> **Written exercise**:
Wherever a line in the data below holds "折合人民币元", copy that line.
————
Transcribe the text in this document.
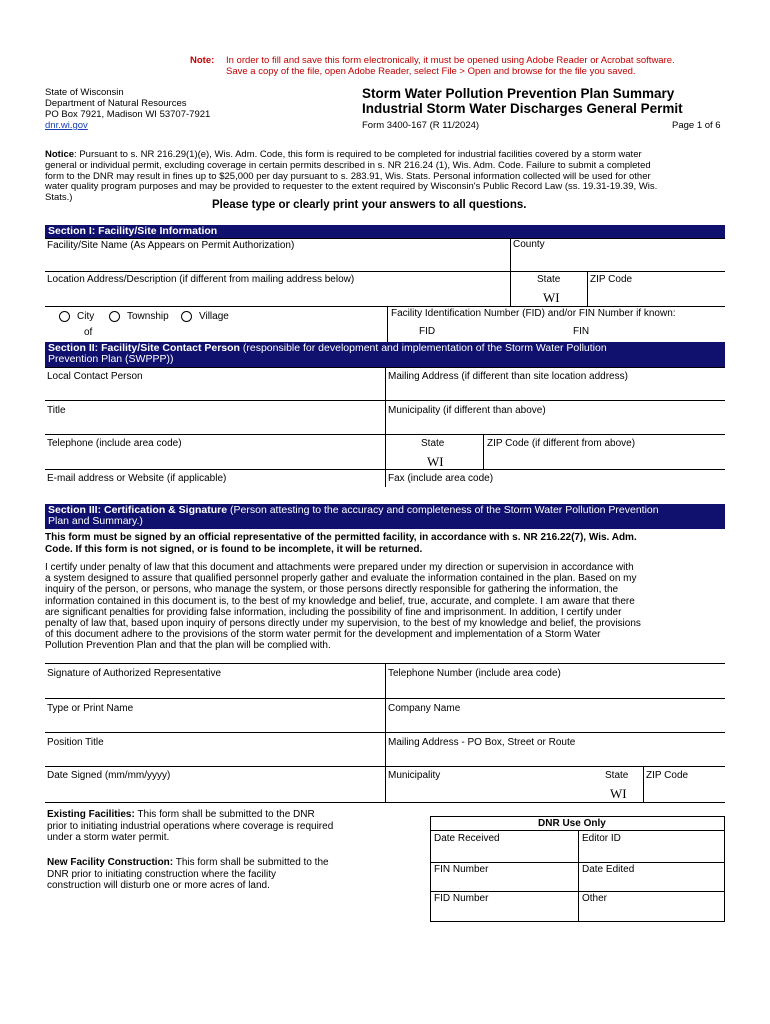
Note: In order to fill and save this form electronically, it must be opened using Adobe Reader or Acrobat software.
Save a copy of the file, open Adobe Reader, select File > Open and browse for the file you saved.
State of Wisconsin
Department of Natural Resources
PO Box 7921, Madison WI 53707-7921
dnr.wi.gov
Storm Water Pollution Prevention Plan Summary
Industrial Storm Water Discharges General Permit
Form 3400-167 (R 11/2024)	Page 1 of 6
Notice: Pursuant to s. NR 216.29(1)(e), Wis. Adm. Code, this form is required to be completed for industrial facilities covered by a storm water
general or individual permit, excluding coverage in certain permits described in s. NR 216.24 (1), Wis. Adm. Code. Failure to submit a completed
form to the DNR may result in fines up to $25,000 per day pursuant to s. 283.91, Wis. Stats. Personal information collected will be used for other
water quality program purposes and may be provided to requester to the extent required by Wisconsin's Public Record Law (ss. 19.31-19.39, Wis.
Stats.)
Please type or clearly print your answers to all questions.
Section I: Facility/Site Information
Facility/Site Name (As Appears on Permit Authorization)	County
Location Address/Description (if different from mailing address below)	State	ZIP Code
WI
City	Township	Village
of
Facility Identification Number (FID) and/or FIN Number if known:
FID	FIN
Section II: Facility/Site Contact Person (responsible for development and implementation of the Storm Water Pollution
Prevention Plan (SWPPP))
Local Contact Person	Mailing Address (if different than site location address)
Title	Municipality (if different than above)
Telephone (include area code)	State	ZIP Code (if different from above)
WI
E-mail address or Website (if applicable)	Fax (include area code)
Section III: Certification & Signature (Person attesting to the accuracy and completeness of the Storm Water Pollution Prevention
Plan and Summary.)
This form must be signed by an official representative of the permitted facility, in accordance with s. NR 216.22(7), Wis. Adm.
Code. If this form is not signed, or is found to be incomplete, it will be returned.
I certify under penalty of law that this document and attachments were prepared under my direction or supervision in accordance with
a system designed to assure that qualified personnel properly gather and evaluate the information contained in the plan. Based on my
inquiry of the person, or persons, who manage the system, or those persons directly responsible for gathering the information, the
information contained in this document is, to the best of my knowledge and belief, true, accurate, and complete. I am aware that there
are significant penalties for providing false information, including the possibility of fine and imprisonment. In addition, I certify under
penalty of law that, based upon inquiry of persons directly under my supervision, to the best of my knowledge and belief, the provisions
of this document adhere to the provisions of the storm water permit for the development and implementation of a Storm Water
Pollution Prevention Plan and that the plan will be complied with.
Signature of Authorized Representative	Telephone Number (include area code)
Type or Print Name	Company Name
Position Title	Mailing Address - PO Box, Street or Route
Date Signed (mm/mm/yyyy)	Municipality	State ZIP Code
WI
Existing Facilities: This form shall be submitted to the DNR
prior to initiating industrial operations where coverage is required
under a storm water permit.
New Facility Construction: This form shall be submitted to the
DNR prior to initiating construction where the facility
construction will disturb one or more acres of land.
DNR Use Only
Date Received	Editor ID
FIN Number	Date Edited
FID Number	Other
————
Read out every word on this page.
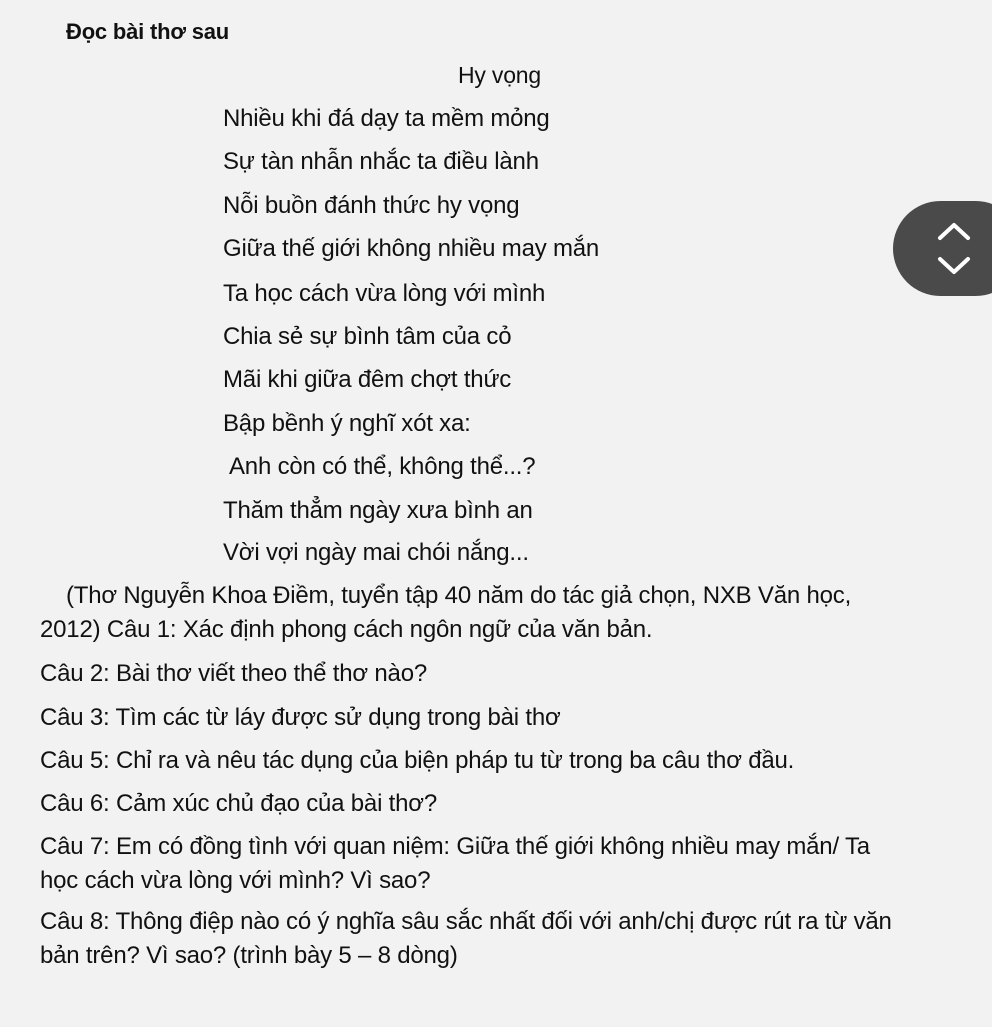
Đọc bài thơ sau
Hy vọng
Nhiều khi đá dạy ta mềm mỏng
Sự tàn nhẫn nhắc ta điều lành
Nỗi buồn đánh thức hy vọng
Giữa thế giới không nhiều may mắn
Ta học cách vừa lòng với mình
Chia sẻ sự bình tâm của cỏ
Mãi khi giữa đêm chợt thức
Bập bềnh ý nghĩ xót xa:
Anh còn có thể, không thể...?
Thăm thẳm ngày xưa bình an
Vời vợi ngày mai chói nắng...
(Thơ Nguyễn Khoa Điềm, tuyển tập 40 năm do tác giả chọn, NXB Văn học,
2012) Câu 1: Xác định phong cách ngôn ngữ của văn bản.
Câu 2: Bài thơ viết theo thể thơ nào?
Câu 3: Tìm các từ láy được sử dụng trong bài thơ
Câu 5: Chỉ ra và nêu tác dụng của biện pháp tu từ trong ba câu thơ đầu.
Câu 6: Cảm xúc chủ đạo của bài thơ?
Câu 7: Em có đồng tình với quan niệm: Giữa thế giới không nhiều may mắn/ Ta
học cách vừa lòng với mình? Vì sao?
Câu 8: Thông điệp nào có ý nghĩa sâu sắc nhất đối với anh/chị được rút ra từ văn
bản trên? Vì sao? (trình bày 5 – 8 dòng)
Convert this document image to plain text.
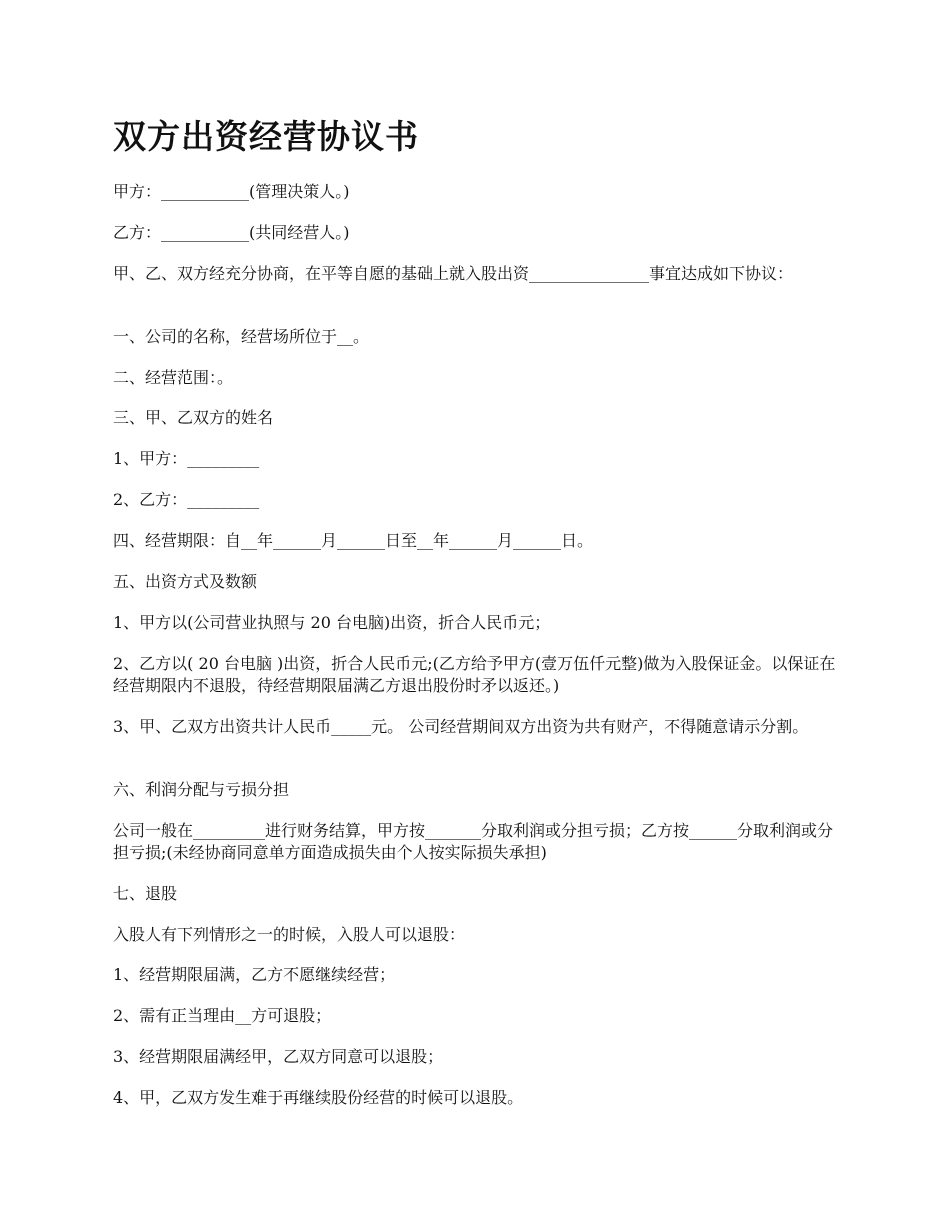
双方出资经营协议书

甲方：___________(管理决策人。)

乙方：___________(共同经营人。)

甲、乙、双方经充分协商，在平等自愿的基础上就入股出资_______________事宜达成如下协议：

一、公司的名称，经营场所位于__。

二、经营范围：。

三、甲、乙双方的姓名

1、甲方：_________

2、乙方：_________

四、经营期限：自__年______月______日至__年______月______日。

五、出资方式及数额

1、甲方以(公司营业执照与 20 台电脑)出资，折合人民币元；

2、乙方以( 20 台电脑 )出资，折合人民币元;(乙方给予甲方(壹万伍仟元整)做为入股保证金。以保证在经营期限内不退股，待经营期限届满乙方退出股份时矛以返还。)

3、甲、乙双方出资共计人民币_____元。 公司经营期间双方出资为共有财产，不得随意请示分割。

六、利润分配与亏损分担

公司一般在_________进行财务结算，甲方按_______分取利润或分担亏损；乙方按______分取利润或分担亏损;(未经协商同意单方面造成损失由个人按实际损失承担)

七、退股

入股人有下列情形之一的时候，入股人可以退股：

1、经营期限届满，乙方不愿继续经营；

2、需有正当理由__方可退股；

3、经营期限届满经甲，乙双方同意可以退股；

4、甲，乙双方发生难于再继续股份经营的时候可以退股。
————
> **Expected output**:
1、甲方以(公司营业执照与 20 台电脑)出资，折合人民币元；
2、乙方以( 20 台电脑 )出资，折合人民币元;(乙方给予甲方(壹万伍仟元整)做为入股保证金。以保证在经营期限内不退股，待经营期限届满乙方退出股份时矛以返还。)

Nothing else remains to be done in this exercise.